Mi bicicleta GT roja se la había comprado en 150 pesos a un queridísimo amigo. Ya tenía sus años pero seguía siendo un buen rodado. En los últimos tiempos se le había roto la palanquita de cambios de la corona, y de los seis del piñón andaban sólo el 3 y el 4, los más necesarios en definitiva. No eran arreglos tan caros al final de cuentas, pero como la bici de última andaba bien y no la usábamos tanto, le demorábamos el paso por el bicicletero.
Anoche la usé para hacer unas diez cuadras: videoclub, verdulería, almacén. Habíamos visto
Tiempo de valientes en una copia lamentable: cada vez que hablaba Diego Peretti, sonaba un eco agudo por debajo de su voz. Y lo que hablaba Peretti, uf... Si la película no terminaba de ser mala, se debía en parte al gordo Luis Luque (sobrio y contenido por una vez), y sobre todo a la forma en que se muestra, sin resignar tono de comedia, cómo el entramado delictivo organizado se extiende sin solución de continuidad desde los tipos de la SIDE hasta un chorito de barrio.

[Datos de comprensión de documentos]
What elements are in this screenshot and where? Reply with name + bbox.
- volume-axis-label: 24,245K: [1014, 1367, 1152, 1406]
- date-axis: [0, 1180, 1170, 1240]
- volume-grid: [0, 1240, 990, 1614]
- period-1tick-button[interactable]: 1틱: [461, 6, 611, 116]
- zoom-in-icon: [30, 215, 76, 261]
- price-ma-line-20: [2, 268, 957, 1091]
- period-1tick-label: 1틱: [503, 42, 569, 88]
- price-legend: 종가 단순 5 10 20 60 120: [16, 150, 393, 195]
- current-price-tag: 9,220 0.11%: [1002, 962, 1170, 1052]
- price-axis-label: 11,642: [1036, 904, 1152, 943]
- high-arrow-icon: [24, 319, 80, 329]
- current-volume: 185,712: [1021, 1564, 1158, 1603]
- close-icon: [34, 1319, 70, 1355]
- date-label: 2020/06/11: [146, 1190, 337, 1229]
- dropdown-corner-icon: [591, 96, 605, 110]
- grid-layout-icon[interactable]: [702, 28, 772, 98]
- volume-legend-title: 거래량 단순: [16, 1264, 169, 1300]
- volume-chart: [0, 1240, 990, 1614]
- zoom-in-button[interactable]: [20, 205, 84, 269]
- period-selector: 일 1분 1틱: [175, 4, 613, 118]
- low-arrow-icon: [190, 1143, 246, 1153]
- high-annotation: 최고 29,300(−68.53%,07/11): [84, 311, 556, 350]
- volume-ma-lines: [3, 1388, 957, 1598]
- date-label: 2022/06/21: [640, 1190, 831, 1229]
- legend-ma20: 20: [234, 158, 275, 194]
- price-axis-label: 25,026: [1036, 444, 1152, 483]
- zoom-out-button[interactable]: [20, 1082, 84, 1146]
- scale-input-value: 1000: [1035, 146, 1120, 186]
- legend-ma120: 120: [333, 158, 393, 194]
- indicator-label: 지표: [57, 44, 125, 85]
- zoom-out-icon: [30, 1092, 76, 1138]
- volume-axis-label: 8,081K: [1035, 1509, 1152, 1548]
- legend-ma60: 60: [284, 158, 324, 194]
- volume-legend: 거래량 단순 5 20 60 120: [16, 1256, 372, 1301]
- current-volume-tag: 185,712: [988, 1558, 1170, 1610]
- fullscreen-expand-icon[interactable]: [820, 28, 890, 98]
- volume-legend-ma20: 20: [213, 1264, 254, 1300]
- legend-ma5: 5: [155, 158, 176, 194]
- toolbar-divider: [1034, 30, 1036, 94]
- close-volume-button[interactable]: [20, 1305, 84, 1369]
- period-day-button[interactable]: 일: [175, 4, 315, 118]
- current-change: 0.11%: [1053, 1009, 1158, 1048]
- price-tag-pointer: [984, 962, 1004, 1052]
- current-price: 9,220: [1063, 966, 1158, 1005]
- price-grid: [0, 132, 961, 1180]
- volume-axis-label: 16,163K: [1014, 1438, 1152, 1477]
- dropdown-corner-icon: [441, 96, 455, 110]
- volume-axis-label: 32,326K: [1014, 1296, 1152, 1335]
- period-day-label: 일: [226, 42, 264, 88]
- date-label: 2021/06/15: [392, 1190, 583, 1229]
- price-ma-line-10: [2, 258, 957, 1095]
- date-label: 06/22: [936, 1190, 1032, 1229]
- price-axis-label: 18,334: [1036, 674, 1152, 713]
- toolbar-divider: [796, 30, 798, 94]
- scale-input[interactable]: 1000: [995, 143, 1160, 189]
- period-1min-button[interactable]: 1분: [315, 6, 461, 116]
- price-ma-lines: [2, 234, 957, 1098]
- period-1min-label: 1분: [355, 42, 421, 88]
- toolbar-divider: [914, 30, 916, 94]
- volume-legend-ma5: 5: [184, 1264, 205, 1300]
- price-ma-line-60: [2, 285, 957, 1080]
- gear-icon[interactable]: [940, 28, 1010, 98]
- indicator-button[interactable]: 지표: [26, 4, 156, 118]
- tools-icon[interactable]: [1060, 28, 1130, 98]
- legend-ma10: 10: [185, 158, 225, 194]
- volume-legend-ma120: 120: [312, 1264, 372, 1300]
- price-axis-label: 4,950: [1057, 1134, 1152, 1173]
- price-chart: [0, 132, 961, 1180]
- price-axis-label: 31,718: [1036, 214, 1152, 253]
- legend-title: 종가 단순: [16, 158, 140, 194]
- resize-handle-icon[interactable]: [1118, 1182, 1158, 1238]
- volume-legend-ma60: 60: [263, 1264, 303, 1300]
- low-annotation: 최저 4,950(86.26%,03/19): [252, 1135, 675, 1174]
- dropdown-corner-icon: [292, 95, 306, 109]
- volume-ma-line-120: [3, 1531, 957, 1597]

- Conjunto de tareas:
a. Conteste, según el extracto, las siguientes preguntas:
(i) ¿Por cuántos pesos se compró la bicicleta GT roja?
(ii) ¿Cuáles de los seis cambios del piñón seguían funcionando?
(iii) ¿Qué película se menciona como vista en una copia lamentable?
b. Duplique sin alteraciones el pasaje del extracto que empieza en las palabras "Mi bicicleta GT" y termina después de "por el bicicletero.".
Los registros no guardan relación alguna con el extracto.

- Resultados de las tareas:
a.
(i) 150 pesos.
(ii) El 3 y el 4.
(iii) Tiempo de valientes.

b.
Mi bicicleta GT roja se la había comprado en 150 pesos a un queridísimo amigo. Ya tenía sus años pero seguía siendo un buen rodado. En los últimos tiempos se le había roto la palanquita de cambios de la corona, y de los seis del piñón andaban sólo el 3 y el 4, los más necesarios en definitiva. No eran arreglos tan caros al final de cuentas, pero como la bici de última andaba bien y no la usábamos tanto, le demorábamos el paso por el bicicletero.